Give as a numbered list, with blank lines left out, the lines from the start of the records through the line containing "y-tick-label: 500 [55,460,77,474]", both ends included.

** BEGIN DATA LISTING **

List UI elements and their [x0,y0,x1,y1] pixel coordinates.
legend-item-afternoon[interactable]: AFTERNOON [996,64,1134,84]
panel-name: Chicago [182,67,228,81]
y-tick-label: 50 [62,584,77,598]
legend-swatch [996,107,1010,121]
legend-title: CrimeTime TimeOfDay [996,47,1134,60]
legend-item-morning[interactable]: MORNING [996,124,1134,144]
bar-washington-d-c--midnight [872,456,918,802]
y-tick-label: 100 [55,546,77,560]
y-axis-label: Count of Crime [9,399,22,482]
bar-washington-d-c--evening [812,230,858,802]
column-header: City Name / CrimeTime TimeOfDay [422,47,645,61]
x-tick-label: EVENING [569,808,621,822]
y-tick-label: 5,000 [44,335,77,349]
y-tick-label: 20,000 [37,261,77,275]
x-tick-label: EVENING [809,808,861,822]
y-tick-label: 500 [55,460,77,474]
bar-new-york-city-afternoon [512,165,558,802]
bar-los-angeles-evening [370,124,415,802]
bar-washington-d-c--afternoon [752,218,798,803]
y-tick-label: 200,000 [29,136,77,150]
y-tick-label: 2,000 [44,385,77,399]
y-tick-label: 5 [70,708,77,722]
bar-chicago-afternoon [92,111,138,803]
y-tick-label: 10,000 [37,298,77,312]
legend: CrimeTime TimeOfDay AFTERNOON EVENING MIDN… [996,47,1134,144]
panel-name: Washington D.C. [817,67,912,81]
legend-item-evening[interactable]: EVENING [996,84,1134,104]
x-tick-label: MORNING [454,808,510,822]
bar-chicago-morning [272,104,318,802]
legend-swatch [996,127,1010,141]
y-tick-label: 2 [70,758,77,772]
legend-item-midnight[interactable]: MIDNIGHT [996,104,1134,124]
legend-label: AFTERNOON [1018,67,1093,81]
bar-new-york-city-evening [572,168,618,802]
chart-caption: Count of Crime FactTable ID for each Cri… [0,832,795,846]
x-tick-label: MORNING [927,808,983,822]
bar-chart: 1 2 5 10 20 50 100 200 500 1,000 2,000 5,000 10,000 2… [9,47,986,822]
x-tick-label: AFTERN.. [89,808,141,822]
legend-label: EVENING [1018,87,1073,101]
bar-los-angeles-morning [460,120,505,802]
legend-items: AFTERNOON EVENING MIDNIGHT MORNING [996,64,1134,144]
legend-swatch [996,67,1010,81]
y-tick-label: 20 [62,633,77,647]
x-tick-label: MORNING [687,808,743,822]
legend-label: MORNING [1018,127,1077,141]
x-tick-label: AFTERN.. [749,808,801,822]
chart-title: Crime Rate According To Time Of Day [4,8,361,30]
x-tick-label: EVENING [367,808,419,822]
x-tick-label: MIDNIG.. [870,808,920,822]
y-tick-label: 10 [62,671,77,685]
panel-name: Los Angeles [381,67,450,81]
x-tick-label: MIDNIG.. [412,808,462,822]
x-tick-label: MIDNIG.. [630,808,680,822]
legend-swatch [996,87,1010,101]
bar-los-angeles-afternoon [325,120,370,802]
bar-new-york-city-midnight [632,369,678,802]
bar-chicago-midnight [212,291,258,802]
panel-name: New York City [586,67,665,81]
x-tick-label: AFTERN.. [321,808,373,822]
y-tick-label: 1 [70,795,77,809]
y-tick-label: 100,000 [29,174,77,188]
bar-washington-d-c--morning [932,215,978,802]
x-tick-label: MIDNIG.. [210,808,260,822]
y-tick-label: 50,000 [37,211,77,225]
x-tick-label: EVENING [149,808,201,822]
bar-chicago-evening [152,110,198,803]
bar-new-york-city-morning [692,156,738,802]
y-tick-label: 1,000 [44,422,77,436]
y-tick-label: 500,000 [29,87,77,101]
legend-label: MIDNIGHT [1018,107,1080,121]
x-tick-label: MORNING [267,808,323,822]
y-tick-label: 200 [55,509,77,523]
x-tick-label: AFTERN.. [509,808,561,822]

** END DATA LISTING **

▶ **OUTPUT OF THE EXERCISE**:
1. List UI elements and their [x0,y0,x1,y1] pixel coordinates.
2. legend-item-afternoon[interactable]: AFTERNOON [996,64,1134,84]
3. panel-name: Chicago [182,67,228,81]
4. y-tick-label: 50 [62,584,77,598]
5. legend-swatch [996,107,1010,121]
6. legend-title: CrimeTime TimeOfDay [996,47,1134,60]
7. legend-item-morning[interactable]: MORNING [996,124,1134,144]
8. bar-washington-d-c--midnight [872,456,918,802]
9. y-tick-label: 100 [55,546,77,560]
10. y-axis-label: Count of Crime [9,399,22,482]
11. bar-washington-d-c--evening [812,230,858,802]
12. column-header: City Name / CrimeTime TimeOfDay [422,47,645,61]
13. x-tick-label: EVENING [569,808,621,822]
14. y-tick-label: 5,000 [44,335,77,349]
15. y-tick-label: 20,000 [37,261,77,275]
16. x-tick-label: EVENING [809,808,861,822]
17. y-tick-label: 500 [55,460,77,474]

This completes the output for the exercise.